*WHAT YOU ARE ASKED TO DO:*
Output the data below in full, byte for byte. Nothing may differ.

*Stored records:*
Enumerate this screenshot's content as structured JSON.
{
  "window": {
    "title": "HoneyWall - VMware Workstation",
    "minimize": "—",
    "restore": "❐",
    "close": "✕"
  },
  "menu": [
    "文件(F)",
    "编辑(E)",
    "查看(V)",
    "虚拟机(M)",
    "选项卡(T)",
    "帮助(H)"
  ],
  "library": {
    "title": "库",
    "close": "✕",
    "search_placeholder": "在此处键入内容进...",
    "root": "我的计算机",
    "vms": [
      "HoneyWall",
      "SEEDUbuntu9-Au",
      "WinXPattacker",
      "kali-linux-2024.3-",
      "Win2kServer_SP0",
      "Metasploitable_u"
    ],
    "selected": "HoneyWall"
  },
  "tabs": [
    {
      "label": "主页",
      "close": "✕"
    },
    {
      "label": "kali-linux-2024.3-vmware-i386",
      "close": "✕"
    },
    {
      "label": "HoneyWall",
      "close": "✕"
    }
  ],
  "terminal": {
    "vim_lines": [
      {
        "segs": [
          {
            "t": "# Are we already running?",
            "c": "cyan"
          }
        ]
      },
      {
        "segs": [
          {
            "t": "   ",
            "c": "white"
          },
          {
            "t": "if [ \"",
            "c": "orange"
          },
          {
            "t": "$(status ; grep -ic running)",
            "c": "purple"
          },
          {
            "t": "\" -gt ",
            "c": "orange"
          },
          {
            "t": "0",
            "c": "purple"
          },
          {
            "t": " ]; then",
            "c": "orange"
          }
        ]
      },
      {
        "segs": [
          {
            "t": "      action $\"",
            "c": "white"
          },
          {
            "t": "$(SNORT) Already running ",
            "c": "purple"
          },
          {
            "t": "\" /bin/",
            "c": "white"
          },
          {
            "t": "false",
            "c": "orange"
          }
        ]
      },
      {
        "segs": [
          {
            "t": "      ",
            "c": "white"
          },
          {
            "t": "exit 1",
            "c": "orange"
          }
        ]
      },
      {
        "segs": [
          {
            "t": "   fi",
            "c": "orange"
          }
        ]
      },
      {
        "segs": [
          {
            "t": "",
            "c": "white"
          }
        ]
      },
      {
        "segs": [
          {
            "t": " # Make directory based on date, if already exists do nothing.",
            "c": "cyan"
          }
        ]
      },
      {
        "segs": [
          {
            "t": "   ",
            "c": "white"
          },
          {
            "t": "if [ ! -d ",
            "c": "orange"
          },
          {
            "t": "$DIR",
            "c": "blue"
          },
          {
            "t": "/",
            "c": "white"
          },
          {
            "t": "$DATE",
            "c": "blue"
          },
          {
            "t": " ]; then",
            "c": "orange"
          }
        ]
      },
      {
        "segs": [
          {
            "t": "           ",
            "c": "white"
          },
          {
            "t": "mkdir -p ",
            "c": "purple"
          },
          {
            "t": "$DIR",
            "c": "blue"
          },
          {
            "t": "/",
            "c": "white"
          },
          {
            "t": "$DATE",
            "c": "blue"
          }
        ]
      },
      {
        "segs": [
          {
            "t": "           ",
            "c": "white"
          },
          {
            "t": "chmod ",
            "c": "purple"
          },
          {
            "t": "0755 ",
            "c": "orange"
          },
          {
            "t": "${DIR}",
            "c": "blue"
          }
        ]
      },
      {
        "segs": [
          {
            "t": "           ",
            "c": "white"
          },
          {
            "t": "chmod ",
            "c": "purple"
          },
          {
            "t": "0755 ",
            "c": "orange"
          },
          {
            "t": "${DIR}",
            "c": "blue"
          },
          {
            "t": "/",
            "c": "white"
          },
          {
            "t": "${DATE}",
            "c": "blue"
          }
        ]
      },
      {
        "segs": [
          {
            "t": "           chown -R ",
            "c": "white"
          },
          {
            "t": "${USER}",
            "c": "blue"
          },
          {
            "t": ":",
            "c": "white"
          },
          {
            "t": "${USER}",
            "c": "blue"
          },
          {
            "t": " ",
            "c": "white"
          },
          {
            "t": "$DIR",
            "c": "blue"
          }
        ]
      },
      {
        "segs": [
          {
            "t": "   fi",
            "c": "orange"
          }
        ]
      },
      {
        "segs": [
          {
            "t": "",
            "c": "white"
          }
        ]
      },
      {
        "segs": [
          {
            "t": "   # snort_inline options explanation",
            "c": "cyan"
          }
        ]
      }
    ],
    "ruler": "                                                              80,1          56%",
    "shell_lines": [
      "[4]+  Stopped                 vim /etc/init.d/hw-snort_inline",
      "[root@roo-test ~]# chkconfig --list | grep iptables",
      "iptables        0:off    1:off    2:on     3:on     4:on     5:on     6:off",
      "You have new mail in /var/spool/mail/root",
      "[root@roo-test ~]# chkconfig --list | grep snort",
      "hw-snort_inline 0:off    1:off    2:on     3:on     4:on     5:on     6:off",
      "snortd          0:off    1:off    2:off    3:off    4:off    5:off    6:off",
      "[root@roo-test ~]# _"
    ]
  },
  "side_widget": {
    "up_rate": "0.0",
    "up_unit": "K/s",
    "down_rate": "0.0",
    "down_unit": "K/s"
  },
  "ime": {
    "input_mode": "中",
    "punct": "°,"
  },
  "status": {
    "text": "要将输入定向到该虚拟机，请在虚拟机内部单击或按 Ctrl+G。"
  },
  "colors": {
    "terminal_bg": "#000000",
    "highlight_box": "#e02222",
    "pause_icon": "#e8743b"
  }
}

*TASK OUTPUT:*
Enumerate this screenshot's content as structured JSON.
{
  "window": {
    "title": "HoneyWall - VMware Workstation",
    "minimize": "—",
    "restore": "❐",
    "close": "✕"
  },
  "menu": [
    "文件(F)",
    "编辑(E)",
    "查看(V)",
    "虚拟机(M)",
    "选项卡(T)",
    "帮助(H)"
  ],
  "library": {
    "title": "库",
    "close": "✕",
    "search_placeholder": "在此处键入内容进...",
    "root": "我的计算机",
    "vms": [
      "HoneyWall",
      "SEEDUbuntu9-Au",
      "WinXPattacker",
      "kali-linux-2024.3-",
      "Win2kServer_SP0",
      "Metasploitable_u"
    ],
    "selected": "HoneyWall"
  },
  "tabs": [
    {
      "label": "主页",
      "close": "✕"
    },
    {
      "label": "kali-linux-2024.3-vmware-i386",
      "close": "✕"
    },
    {
      "label": "HoneyWall",
      "close": "✕"
    }
  ],
  "terminal": {
    "vim_lines": [
      {
        "segs": [
          {
            "t": "# Are we already running?",
            "c": "cyan"
          }
        ]
      },
      {
        "segs": [
          {
            "t": "   ",
            "c": "white"
          },
          {
            "t": "if [ \"",
            "c": "orange"
          },
          {
            "t": "$(status ; grep -ic running)",
            "c": "purple"
          },
          {
            "t": "\" -gt ",
            "c": "orange"
          },
          {
            "t": "0",
            "c": "purple"
          },
          {
            "t": " ]; then",
            "c": "orange"
          }
        ]
      },
      {
        "segs": [
          {
            "t": "      action $\"",
            "c": "white"
          },
          {
            "t": "$(SNORT) Already running ",
            "c": "purple"
          },
          {
            "t": "\" /bin/",
            "c": "white"
          },
          {
            "t": "false",
            "c": "orange"
          }
        ]
      },
      {
        "segs": [
          {
            "t": "      ",
            "c": "white"
          },
          {
            "t": "exit 1",
            "c": "orange"
          }
        ]
      },
      {
        "segs": [
          {
            "t": "   fi",
            "c": "orange"
          }
        ]
      },
      {
        "segs": [
          {
            "t": "",
            "c": "white"
          }
        ]
      },
      {
        "segs": [
          {
            "t": " # Make directory based on date, if already exists do nothing.",
            "c": "cyan"
          }
        ]
      },
      {
        "segs": [
          {
            "t": "   ",
            "c": "white"
          },
          {
            "t": "if [ ! -d ",
            "c": "orange"
          },
          {
            "t": "$DIR",
            "c": "blue"
          },
          {
            "t": "/",
            "c": "white"
          },
          {
            "t": "$DATE",
            "c": "blue"
          },
          {
            "t": " ]; then",
            "c": "orange"
          }
        ]
      },
      {
        "segs": [
          {
            "t": "           ",
            "c": "white"
          },
          {
            "t": "mkdir -p ",
            "c": "purple"
          },
          {
            "t": "$DIR",
            "c": "blue"
          },
          {
            "t": "/",
            "c": "white"
          },
          {
            "t": "$DATE",
            "c": "blue"
          }
        ]
      },
      {
        "segs": [
          {
            "t": "           ",
            "c": "white"
          },
          {
            "t": "chmod ",
            "c": "purple"
          },
          {
            "t": "0755 ",
            "c": "orange"
          },
          {
            "t": "${DIR}",
            "c": "blue"
          }
        ]
      },
      {
        "segs": [
          {
            "t": "           ",
            "c": "white"
          },
          {
            "t": "chmod ",
            "c": "purple"
          },
          {
            "t": "0755 ",
            "c": "orange"
          },
          {
            "t": "${DIR}",
            "c": "blue"
          },
          {
            "t": "/",
            "c": "white"
          },
          {
            "t": "${DATE}",
            "c": "blue"
          }
        ]
      },
      {
        "segs": [
          {
            "t": "           chown -R ",
            "c": "white"
          },
          {
            "t": "${USER}",
            "c": "blue"
          },
          {
            "t": ":",
            "c": "white"
          },
          {
            "t": "${USER}",
            "c": "blue"
          },
          {
            "t": " ",
            "c": "white"
          },
          {
            "t": "$DIR",
            "c": "blue"
          }
        ]
      },
      {
        "segs": [
          {
            "t": "   fi",
            "c": "orange"
          }
        ]
      },
      {
        "segs": [
          {
            "t": "",
            "c": "white"
          }
        ]
      },
      {
        "segs": [
          {
            "t": "   # snort_inline options explanation",
            "c": "cyan"
          }
        ]
      }
    ],
    "ruler": "                                                              80,1          56%",
    "shell_lines": [
      "[4]+  Stopped                 vim /etc/init.d/hw-snort_inline",
      "[root@roo-test ~]# chkconfig --list | grep iptables",
      "iptables        0:off    1:off    2:on     3:on     4:on     5:on     6:off",
      "You have new mail in /var/spool/mail/root",
      "[root@roo-test ~]# chkconfig --list | grep snort",
      "hw-snort_inline 0:off    1:off    2:on     3:on     4:on     5:on     6:off",
      "snortd          0:off    1:off    2:off    3:off    4:off    5:off    6:off",
      "[root@roo-test ~]# _"
    ]
  },
  "side_widget": {
    "up_rate": "0.0",
    "up_unit": "K/s",
    "down_rate": "0.0",
    "down_unit": "K/s"
  },
  "ime": {
    "input_mode": "中",
    "punct": "°,"
  },
  "status": {
    "text": "要将输入定向到该虚拟机，请在虚拟机内部单击或按 Ctrl+G。"
  },
  "colors": {
    "terminal_bg": "#000000",
    "highlight_box": "#e02222",
    "pause_icon": "#e8743b"
  }
}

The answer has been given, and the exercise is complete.